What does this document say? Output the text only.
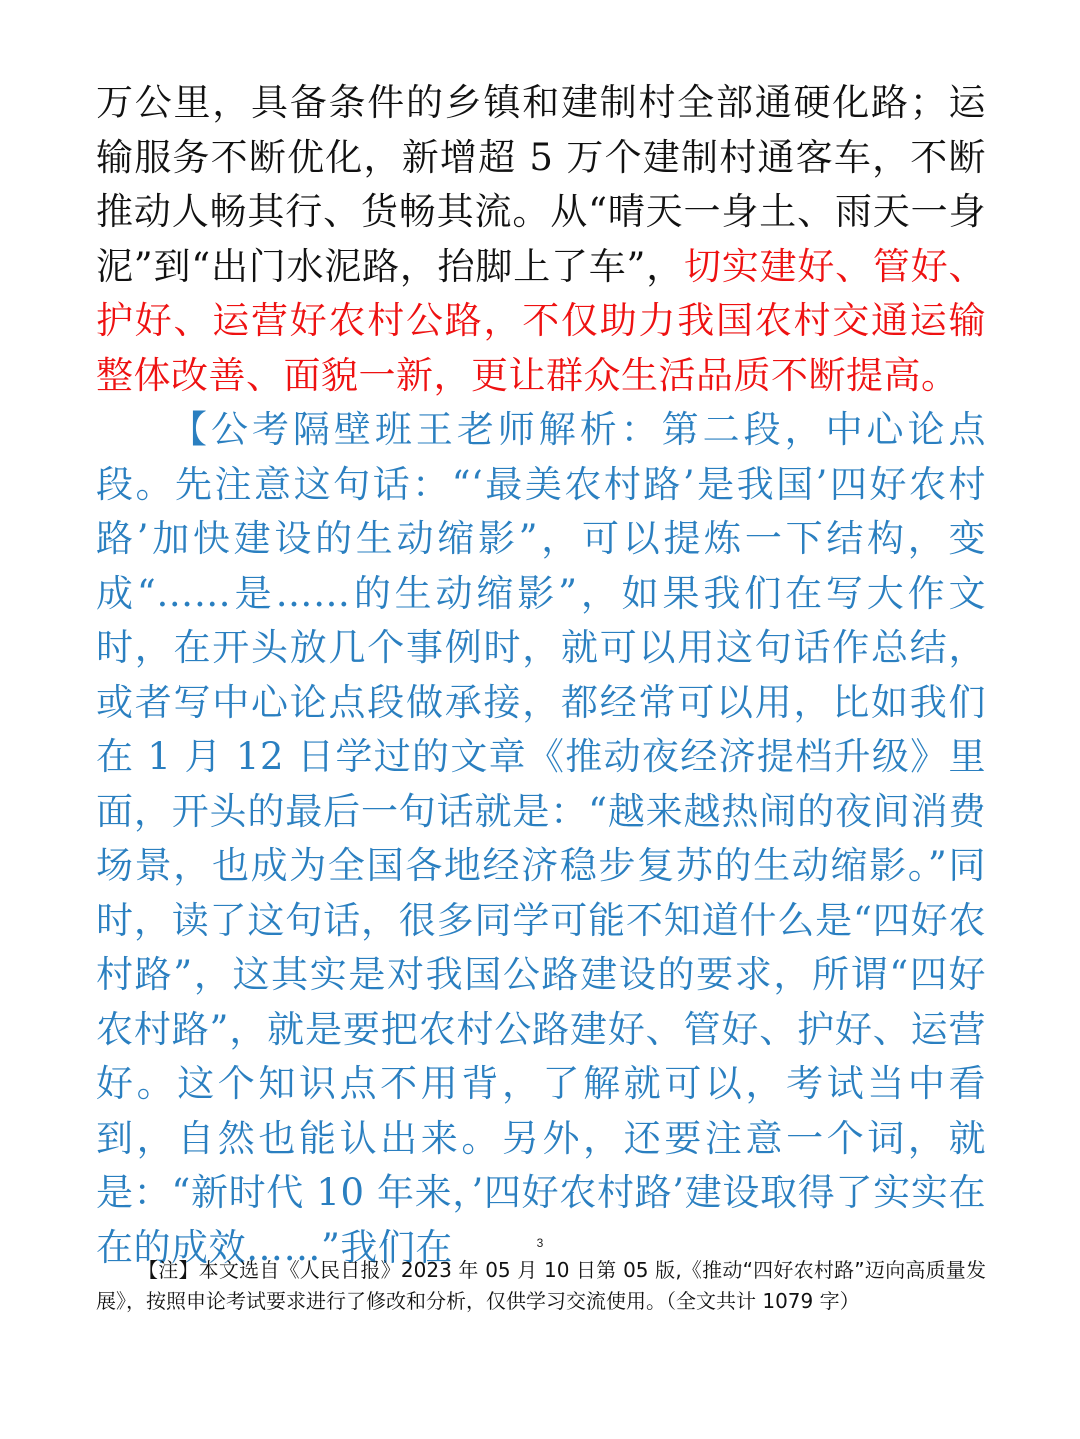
万公里，具备条件的乡镇和建制村全部通硬化路；运输服务不断优化，新增超 5 万个建制村通客车，不断推动人畅其行、货畅其流。从“晴天一身土、雨天一身泥”到“出门水泥路，抬脚上了车”，切实建好、管好、护好、运营好农村公路，不仅助力我国农村交通运输整体改善、面貌一新，更让群众生活品质不断提高。

【公考隔壁班王老师解析：第二段，中心论点段。先注意这句话：“‘最美农村路’是我国’四好农村路’加快建设的生动缩影”，可以提炼一下结构，变成“……是……的生动缩影”，如果我们在写大作文时，在开头放几个事例时，就可以用这句话作总结，或者写中心论点段做承接，都经常可以用，比如我们在 1 月 12 日学过的文章《推动夜经济提档升级》里面，开头的最后一句话就是：“越来越热闹的夜间消费场景，也成为全国各地经济稳步复苏的生动缩影。”同时，读了这句话，很多同学可能不知道什么是“四好农村路”，这其实是对我国公路建设的要求，所谓“四好农村路”，就是要把农村公路建好、管好、护好、运营好。这个知识点不用背，了解就可以，考试当中看到，自然也能认出来。另外，还要注意一个词，就是：“新时代 10 年来，’四好农村路’建设取得了实实在在的成效……”我们在	3
【注】本文选自《人民日报》2023 年 05 月 10 日第 05 版,《推动“四好农村路”迈向高质量发展》，按照申论考试要求进行了修改和分析，仅供学习交流使用。（全文共计 1079 字）
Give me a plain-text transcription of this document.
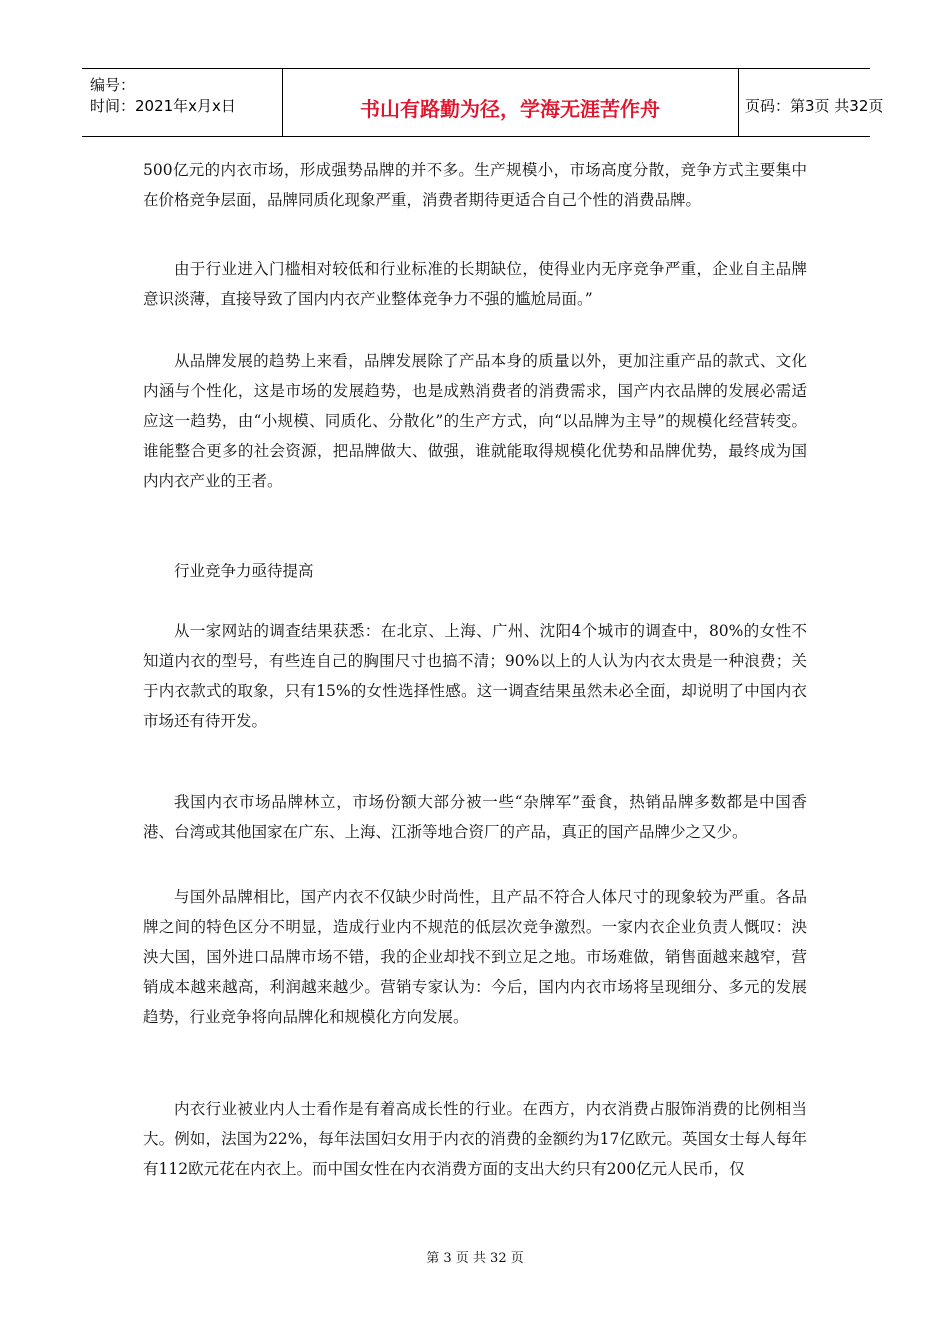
编号：
时间：2021年x月x日	书山有路勤为径，学海无涯苦作舟	页码：第3页 共32页

500亿元的内衣市场，形成强势品牌的并不多。生产规模小，市场高度分散，竞争方式主要集中在价格竞争层面，品牌同质化现象严重，消费者期待更适合自己个性的消费品牌。

由于行业进入门槛相对较低和行业标准的长期缺位，使得业内无序竞争严重，企业自主品牌意识淡薄，直接导致了国内内衣产业整体竞争力不强的尴尬局面。”

从品牌发展的趋势上来看，品牌发展除了产品本身的质量以外，更加注重产品的款式、文化内涵与个性化，这是市场的发展趋势，也是成熟消费者的消费需求，国产内衣品牌的发展必需适应这一趋势，由“小规模、同质化、分散化”的生产方式，向“以品牌为主导”的规模化经营转变。谁能整合更多的社会资源，把品牌做大、做强，谁就能取得规模化优势和品牌优势，最终成为国内内衣产业的王者。

行业竞争力亟待提高

从一家网站的调查结果获悉：在北京、上海、广州、沈阳4个城市的调查中，80%的女性不知道内衣的型号，有些连自己的胸围尺寸也搞不清；90%以上的人认为内衣太贵是一种浪费；关于内衣款式的取象，只有15%的女性选择性感。这一调查结果虽然未必全面，却说明了中国内衣市场还有待开发。

我国内衣市场品牌林立，市场份额大部分被一些“杂牌军”蚕食，热销品牌多数都是中国香港、台湾或其他国家在广东、上海、江浙等地合资厂的产品，真正的国产品牌少之又少。

与国外品牌相比，国产内衣不仅缺少时尚性，且产品不符合人体尺寸的现象较为严重。各品牌之间的特色区分不明显，造成行业内不规范的低层次竞争激烈。一家内衣企业负责人慨叹：泱泱大国，国外进口品牌市场不错，我的企业却找不到立足之地。市场难做，销售面越来越窄，营销成本越来越高，利润越来越少。营销专家认为：今后，国内内衣市场将呈现细分、多元的发展趋势，行业竞争将向品牌化和规模化方向发展。

内衣行业被业内人士看作是有着高成长性的行业。在西方，内衣消费占服饰消费的比例相当大。例如，法国为22%，每年法国妇女用于内衣的消费的金额约为17亿欧元。英国女士每人每年有112欧元花在内衣上。而中国女性在内衣消费方面的支出大约只有200亿元人民币，仅

第 3 页 共 32 页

• [SET PROBLEM]
Show every line where the string "document" appears.

• [RESULT OF THE TASK]
What does this document say? Output the text only.
Give me a plain-text transcription of this document.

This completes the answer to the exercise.